Given information =

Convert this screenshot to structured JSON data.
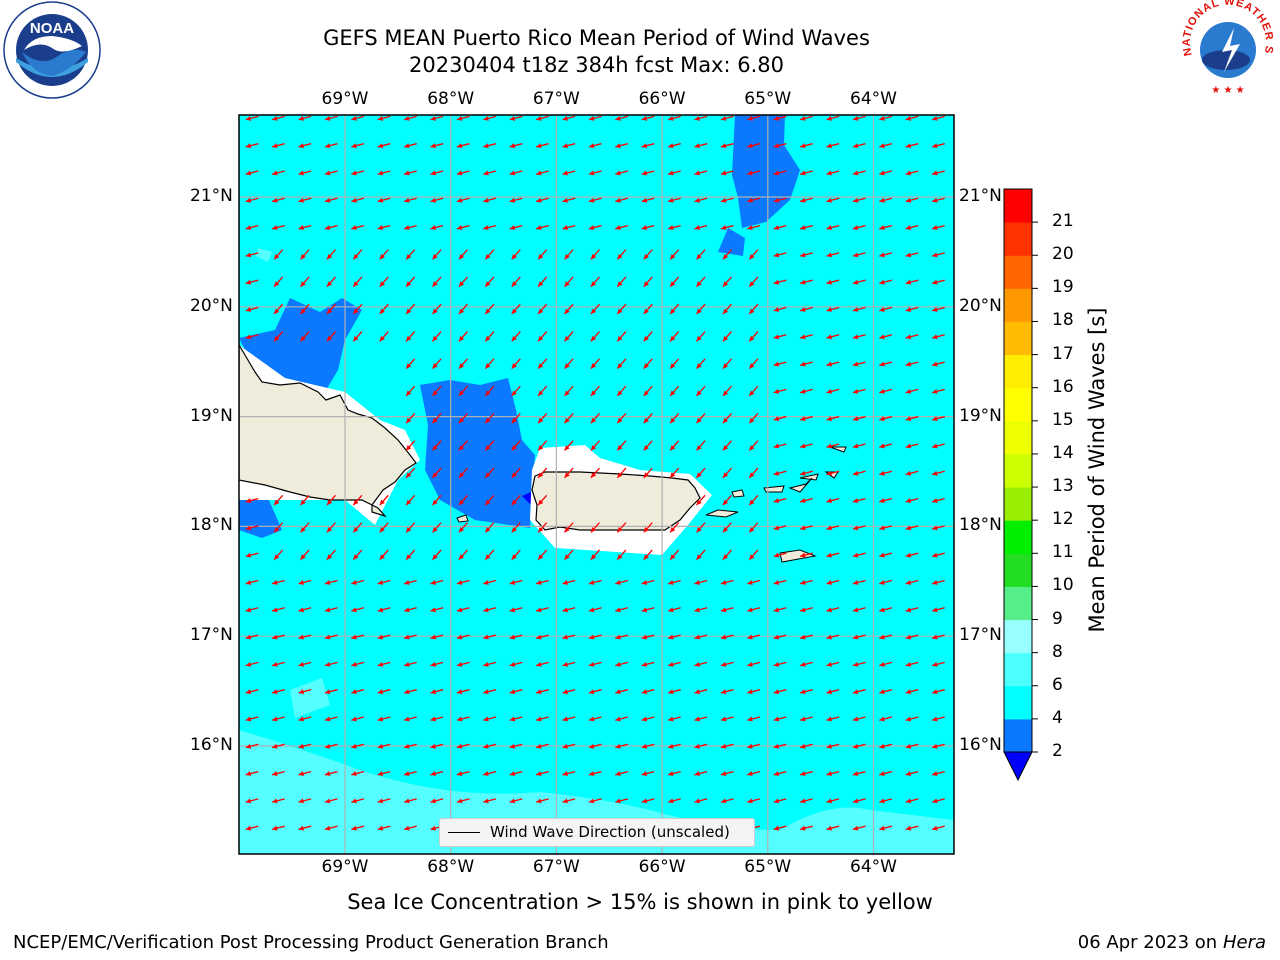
{
  "title": {
    "line1": "GEFS MEAN Puerto Rico Mean Period of Wind Waves",
    "line2": "20230404 t18z 384h fcst   Max: 6.80"
  },
  "map": {
    "lon_labels": [
      "69°W",
      "68°W",
      "67°W",
      "66°W",
      "65°W",
      "64°W"
    ],
    "lat_labels": [
      "21°N",
      "20°N",
      "19°N",
      "18°N",
      "17°N",
      "16°N"
    ],
    "legend_label": "Wind Wave Direction (unscaled)",
    "arrow_color": "#ff0000",
    "wave_direction": "toward west-southwest"
  },
  "colorbar": {
    "title": "Mean Period of Wind Waves [s]",
    "ticks": [
      "2",
      "4",
      "6",
      "8",
      "9",
      "10",
      "11",
      "12",
      "13",
      "14",
      "15",
      "16",
      "17",
      "18",
      "19",
      "20",
      "21"
    ],
    "colors": [
      "#0a78ff",
      "#00ffff",
      "#4cffff",
      "#99ffff",
      "#55ee88",
      "#22dd22",
      "#00ee00",
      "#99ee00",
      "#ccff00",
      "#eeff00",
      "#ffff00",
      "#ffee00",
      "#ffbb00",
      "#ff9900",
      "#ff6600",
      "#ff3300",
      "#ff0000"
    ],
    "under_color": "#0000ff"
  },
  "footnote": "Sea Ice Concentration > 15% is shown in pink to yellow",
  "footer": {
    "left": "NCEP/EMC/Verification Post Processing Product Generation Branch",
    "right_prefix": "06 Apr 2023 on ",
    "right_host": "Hera"
  },
  "logos": {
    "noaa_text": "NOAA",
    "nws_text": "NATIONAL WEATHER SERVICE"
  }
}
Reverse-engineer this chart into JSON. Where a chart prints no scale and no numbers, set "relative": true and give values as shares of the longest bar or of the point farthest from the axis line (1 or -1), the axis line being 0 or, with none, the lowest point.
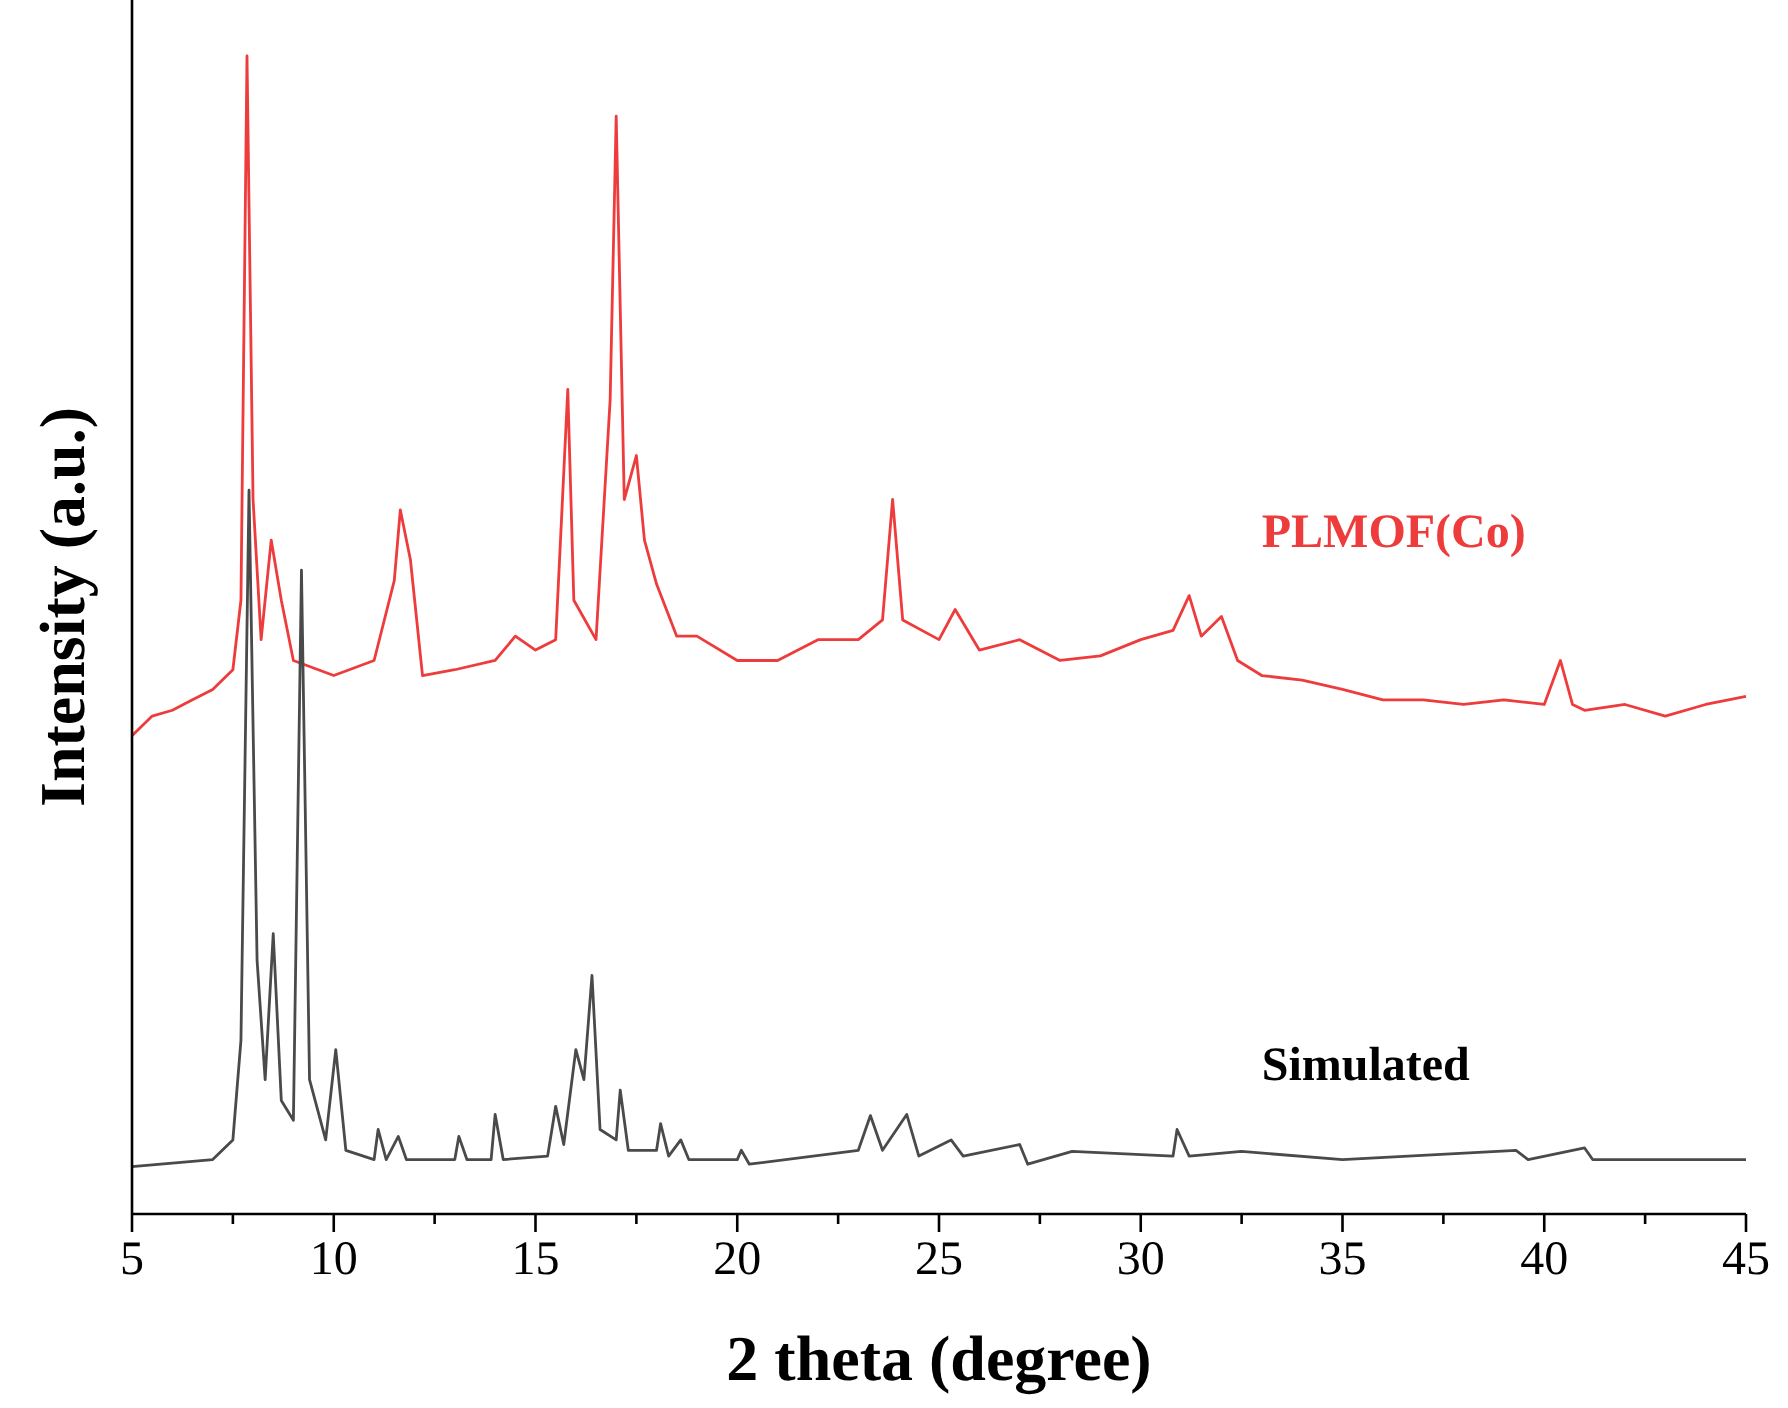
{
  "chart_data": {
    "type": "line",
    "relative": true,
    "xlabel": "2 theta (degree)",
    "ylabel": "Intensity (a.u.)",
    "xlim": [
      5,
      45
    ],
    "xticks": [
      5,
      {
        "value": 7.5,
        "label": null
      },
      10,
      {
        "value": 12.5,
        "label": null
      },
      15,
      {
        "value": 17.5,
        "label": null
      },
      20,
      {
        "value": 22.5,
        "label": null
      },
      25,
      {
        "value": 27.5,
        "label": null
      },
      30,
      {
        "value": 32.5,
        "label": null
      },
      35,
      {
        "value": 37.5,
        "label": null
      },
      40,
      {
        "value": 42.5,
        "label": null
      },
      45
    ],
    "grid": false,
    "marker": "none",
    "line_style": "solid",
    "series": [
      {
        "name": "PLMOF(Co)",
        "color": "#ee3b3b",
        "x": [
          5,
          5.5,
          6,
          6.5,
          7,
          7.5,
          7.7,
          7.85,
          8,
          8.2,
          8.45,
          8.7,
          9,
          10,
          11,
          11.5,
          11.65,
          11.9,
          12.2,
          13,
          14,
          14.5,
          15,
          15.5,
          15.8,
          15.95,
          16.5,
          16.85,
          17,
          17.2,
          17.5,
          17.7,
          18,
          18.5,
          19,
          20,
          21,
          22,
          23,
          23.6,
          23.85,
          24.1,
          25,
          25.4,
          26,
          27,
          28,
          29,
          30,
          30.8,
          31.2,
          31.5,
          32,
          32.4,
          33,
          34,
          35,
          36,
          37,
          38,
          39,
          40,
          40.4,
          40.7,
          41,
          42,
          43,
          44,
          45
        ],
        "values": [
          0.413,
          0.43,
          0.435,
          0.444,
          0.453,
          0.47,
          0.53,
          1,
          0.617,
          0.496,
          0.582,
          0.53,
          0.478,
          0.465,
          0.478,
          0.547,
          0.608,
          0.565,
          0.465,
          0.47,
          0.478,
          0.499,
          0.487,
          0.496,
          0.712,
          0.53,
          0.496,
          0.703,
          0.948,
          0.617,
          0.655,
          0.582,
          0.544,
          0.499,
          0.499,
          0.478,
          0.478,
          0.496,
          0.496,
          0.513,
          0.617,
          0.513,
          0.496,
          0.522,
          0.487,
          0.496,
          0.478,
          0.482,
          0.496,
          0.504,
          0.534,
          0.499,
          0.516,
          0.478,
          0.465,
          0.461,
          0.453,
          0.444,
          0.444,
          0.44,
          0.444,
          0.44,
          0.478,
          0.44,
          0.435,
          0.44,
          0.43,
          0.44,
          0.447
        ]
      },
      {
        "name": "Simulated",
        "color": "#4a4a4a",
        "x": [
          5,
          7,
          7.5,
          7.7,
          7.9,
          8.1,
          8.3,
          8.5,
          8.7,
          9,
          9.2,
          9.4,
          9.8,
          10.05,
          10.3,
          11,
          11.1,
          11.3,
          11.6,
          11.8,
          13,
          13.1,
          13.3,
          13.9,
          14,
          14.2,
          15.3,
          15.5,
          15.7,
          16,
          16.2,
          16.4,
          16.6,
          17,
          17.1,
          17.3,
          18,
          18.1,
          18.3,
          18.6,
          18.8,
          20,
          20.1,
          20.3,
          23,
          23.3,
          23.6,
          24.2,
          24.5,
          25.3,
          25.6,
          27,
          27.2,
          28.3,
          30.8,
          30.9,
          31.2,
          32.5,
          35,
          39.3,
          39.6,
          41,
          41.2,
          45
        ],
        "values": [
          0.041,
          0.047,
          0.064,
          0.15,
          0.625,
          0.219,
          0.116,
          0.242,
          0.098,
          0.081,
          0.556,
          0.116,
          0.064,
          0.142,
          0.055,
          0.047,
          0.073,
          0.047,
          0.067,
          0.047,
          0.047,
          0.067,
          0.047,
          0.047,
          0.086,
          0.047,
          0.05,
          0.093,
          0.06,
          0.142,
          0.116,
          0.206,
          0.073,
          0.064,
          0.107,
          0.055,
          0.055,
          0.078,
          0.05,
          0.064,
          0.047,
          0.047,
          0.055,
          0.043,
          0.055,
          0.085,
          0.055,
          0.086,
          0.05,
          0.064,
          0.05,
          0.06,
          0.043,
          0.054,
          0.05,
          0.073,
          0.05,
          0.054,
          0.047,
          0.055,
          0.047,
          0.057,
          0.047,
          0.047
        ]
      }
    ]
  }
}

Task to complete = Make an exact copy of all entries above, dropping the images.

Solved exercise =
Convert this screenshot to structured JSON data.
{
  "title": {
    "line1": "GEFS MEAN Puerto Rico Mean Period of Wind Waves",
    "line2": "20230404 t18z 384h fcst   Max: 6.80"
  },
  "map": {
    "lon_labels": [
      "69°W",
      "68°W",
      "67°W",
      "66°W",
      "65°W",
      "64°W"
    ],
    "lat_labels": [
      "21°N",
      "20°N",
      "19°N",
      "18°N",
      "17°N",
      "16°N"
    ],
    "legend_label": "Wind Wave Direction (unscaled)",
    "arrow_color": "#ff0000",
    "wave_direction": "toward west-southwest"
  },
  "colorbar": {
    "title": "Mean Period of Wind Waves [s]",
    "ticks": [
      "2",
      "4",
      "6",
      "8",
      "9",
      "10",
      "11",
      "12",
      "13",
      "14",
      "15",
      "16",
      "17",
      "18",
      "19",
      "20",
      "21"
    ],
    "colors": [
      "#0a78ff",
      "#00ffff",
      "#4cffff",
      "#99ffff",
      "#55ee88",
      "#22dd22",
      "#00ee00",
      "#99ee00",
      "#ccff00",
      "#eeff00",
      "#ffff00",
      "#ffee00",
      "#ffbb00",
      "#ff9900",
      "#ff6600",
      "#ff3300",
      "#ff0000"
    ],
    "under_color": "#0000ff"
  },
  "footnote": "Sea Ice Concentration > 15% is shown in pink to yellow",
  "footer": {
    "left": "NCEP/EMC/Verification Post Processing Product Generation Branch",
    "right_prefix": "06 Apr 2023 on ",
    "right_host": "Hera"
  },
  "logos": {
    "noaa_text": "NOAA",
    "nws_text": "NATIONAL WEATHER SERVICE"
  }
}
Reverse-engineer this chart into JSON. Where a chart prints no scale and no numbers, set "relative": true and give values as shares of the longest bar or of the point farthest from the axis line (1 or -1), the axis line being 0 or, with none, the lowest point.
{
  "chart_data": {
    "type": "line",
    "relative": true,
    "xlabel": "2 theta (degree)",
    "ylabel": "Intensity (a.u.)",
    "xlim": [
      5,
      45
    ],
    "xticks": [
      5,
      {
        "value": 7.5,
        "label": null
      },
      10,
      {
        "value": 12.5,
        "label": null
      },
      15,
      {
        "value": 17.5,
        "label": null
      },
      20,
      {
        "value": 22.5,
        "label": null
      },
      25,
      {
        "value": 27.5,
        "label": null
      },
      30,
      {
        "value": 32.5,
        "label": null
      },
      35,
      {
        "value": 37.5,
        "label": null
      },
      40,
      {
        "value": 42.5,
        "label": null
      },
      45
    ],
    "grid": false,
    "marker": "none",
    "line_style": "solid",
    "series": [
      {
        "name": "PLMOF(Co)",
        "color": "#ee3b3b",
        "x": [
          5,
          5.5,
          6,
          6.5,
          7,
          7.5,
          7.7,
          7.85,
          8,
          8.2,
          8.45,
          8.7,
          9,
          10,
          11,
          11.5,
          11.65,
          11.9,
          12.2,
          13,
          14,
          14.5,
          15,
          15.5,
          15.8,
          15.95,
          16.5,
          16.85,
          17,
          17.2,
          17.5,
          17.7,
          18,
          18.5,
          19,
          20,
          21,
          22,
          23,
          23.6,
          23.85,
          24.1,
          25,
          25.4,
          26,
          27,
          28,
          29,
          30,
          30.8,
          31.2,
          31.5,
          32,
          32.4,
          33,
          34,
          35,
          36,
          37,
          38,
          39,
          40,
          40.4,
          40.7,
          41,
          42,
          43,
          44,
          45
        ],
        "values": [
          0.413,
          0.43,
          0.435,
          0.444,
          0.453,
          0.47,
          0.53,
          1,
          0.617,
          0.496,
          0.582,
          0.53,
          0.478,
          0.465,
          0.478,
          0.547,
          0.608,
          0.565,
          0.465,
          0.47,
          0.478,
          0.499,
          0.487,
          0.496,
          0.712,
          0.53,
          0.496,
          0.703,
          0.948,
          0.617,
          0.655,
          0.582,
          0.544,
          0.499,
          0.499,
          0.478,
          0.478,
          0.496,
          0.496,
          0.513,
          0.617,
          0.513,
          0.496,
          0.522,
          0.487,
          0.496,
          0.478,
          0.482,
          0.496,
          0.504,
          0.534,
          0.499,
          0.516,
          0.478,
          0.465,
          0.461,
          0.453,
          0.444,
          0.444,
          0.44,
          0.444,
          0.44,
          0.478,
          0.44,
          0.435,
          0.44,
          0.43,
          0.44,
          0.447
        ]
      },
      {
        "name": "Simulated",
        "color": "#4a4a4a",
        "x": [
          5,
          7,
          7.5,
          7.7,
          7.9,
          8.1,
          8.3,
          8.5,
          8.7,
          9,
          9.2,
          9.4,
          9.8,
          10.05,
          10.3,
          11,
          11.1,
          11.3,
          11.6,
          11.8,
          13,
          13.1,
          13.3,
          13.9,
          14,
          14.2,
          15.3,
          15.5,
          15.7,
          16,
          16.2,
          16.4,
          16.6,
          17,
          17.1,
          17.3,
          18,
          18.1,
          18.3,
          18.6,
          18.8,
          20,
          20.1,
          20.3,
          23,
          23.3,
          23.6,
          24.2,
          24.5,
          25.3,
          25.6,
          27,
          27.2,
          28.3,
          30.8,
          30.9,
          31.2,
          32.5,
          35,
          39.3,
          39.6,
          41,
          41.2,
          45
        ],
        "values": [
          0.041,
          0.047,
          0.064,
          0.15,
          0.625,
          0.219,
          0.116,
          0.242,
          0.098,
          0.081,
          0.556,
          0.116,
          0.064,
          0.142,
          0.055,
          0.047,
          0.073,
          0.047,
          0.067,
          0.047,
          0.047,
          0.067,
          0.047,
          0.047,
          0.086,
          0.047,
          0.05,
          0.093,
          0.06,
          0.142,
          0.116,
          0.206,
          0.073,
          0.064,
          0.107,
          0.055,
          0.055,
          0.078,
          0.05,
          0.064,
          0.047,
          0.047,
          0.055,
          0.043,
          0.055,
          0.085,
          0.055,
          0.086,
          0.05,
          0.064,
          0.05,
          0.06,
          0.043,
          0.054,
          0.05,
          0.073,
          0.05,
          0.054,
          0.047,
          0.055,
          0.047,
          0.057,
          0.047,
          0.047
        ]
      }
    ]
  }
}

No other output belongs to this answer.